==== Dataset
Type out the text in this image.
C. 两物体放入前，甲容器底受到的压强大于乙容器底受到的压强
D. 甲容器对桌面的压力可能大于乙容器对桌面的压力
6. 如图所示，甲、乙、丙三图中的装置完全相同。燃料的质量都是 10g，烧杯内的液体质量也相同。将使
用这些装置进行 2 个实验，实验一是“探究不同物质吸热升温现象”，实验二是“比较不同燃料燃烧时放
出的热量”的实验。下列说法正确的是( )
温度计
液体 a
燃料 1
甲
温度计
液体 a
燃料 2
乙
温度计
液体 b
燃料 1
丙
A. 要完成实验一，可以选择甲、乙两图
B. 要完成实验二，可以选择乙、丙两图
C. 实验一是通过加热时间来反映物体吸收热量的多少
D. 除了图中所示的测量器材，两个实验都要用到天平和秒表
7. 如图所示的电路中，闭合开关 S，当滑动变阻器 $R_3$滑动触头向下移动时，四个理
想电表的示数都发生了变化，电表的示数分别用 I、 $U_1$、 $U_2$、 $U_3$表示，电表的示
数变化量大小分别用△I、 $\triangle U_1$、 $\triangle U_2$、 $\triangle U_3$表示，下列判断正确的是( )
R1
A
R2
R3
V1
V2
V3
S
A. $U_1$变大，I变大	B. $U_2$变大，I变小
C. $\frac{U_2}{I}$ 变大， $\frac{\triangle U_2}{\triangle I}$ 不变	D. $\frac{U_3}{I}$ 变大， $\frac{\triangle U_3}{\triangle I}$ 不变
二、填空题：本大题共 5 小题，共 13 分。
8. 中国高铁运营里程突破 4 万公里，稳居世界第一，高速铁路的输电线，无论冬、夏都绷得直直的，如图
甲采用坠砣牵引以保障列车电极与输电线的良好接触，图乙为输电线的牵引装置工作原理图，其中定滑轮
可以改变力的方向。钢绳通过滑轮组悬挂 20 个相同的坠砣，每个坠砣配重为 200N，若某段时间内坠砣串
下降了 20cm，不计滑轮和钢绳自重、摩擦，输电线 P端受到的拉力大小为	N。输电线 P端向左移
========
◆ **Exercise objective**
Every record should be repeated exactly; please leave none out.

◆ **Output for this exercise**
Type out the text in this image.
C. 两物体放入前，甲容器底受到的压强大于乙容器底受到的压强
D. 甲容器对桌面的压力可能大于乙容器对桌面的压力
6. 如图所示，甲、乙、丙三图中的装置完全相同。燃料的质量都是 10g，烧杯内的液体质量也相同。将使
用这些装置进行 2 个实验，实验一是“探究不同物质吸热升温现象”，实验二是“比较不同燃料燃烧时放
出的热量”的实验。下列说法正确的是( )
温度计
液体 a
燃料 1
甲
温度计
液体 a
燃料 2
乙
温度计
液体 b
燃料 1
丙
A. 要完成实验一，可以选择甲、乙两图
B. 要完成实验二，可以选择乙、丙两图
C. 实验一是通过加热时间来反映物体吸收热量的多少
D. 除了图中所示的测量器材，两个实验都要用到天平和秒表
7. 如图所示的电路中，闭合开关 S，当滑动变阻器 $R_3$滑动触头向下移动时，四个理
想电表的示数都发生了变化，电表的示数分别用 I、 $U_1$、 $U_2$、 $U_3$表示，电表的示
数变化量大小分别用△I、 $\triangle U_1$、 $\triangle U_2$、 $\triangle U_3$表示，下列判断正确的是( )
R1
A
R2
R3
V1
V2
V3
S
A. $U_1$变大，I变大	B. $U_2$变大，I变小
C. $\frac{U_2}{I}$ 变大， $\frac{\triangle U_2}{\triangle I}$ 不变	D. $\frac{U_3}{I}$ 变大， $\frac{\triangle U_3}{\triangle I}$ 不变
二、填空题：本大题共 5 小题，共 13 分。
8. 中国高铁运营里程突破 4 万公里，稳居世界第一，高速铁路的输电线，无论冬、夏都绷得直直的，如图
甲采用坠砣牵引以保障列车电极与输电线的良好接触，图乙为输电线的牵引装置工作原理图，其中定滑轮
可以改变力的方向。钢绳通过滑轮组悬挂 20 个相同的坠砣，每个坠砣配重为 200N，若某段时间内坠砣串
下降了 20cm，不计滑轮和钢绳自重、摩擦，输电线 P端受到的拉力大小为	N。输电线 P端向左移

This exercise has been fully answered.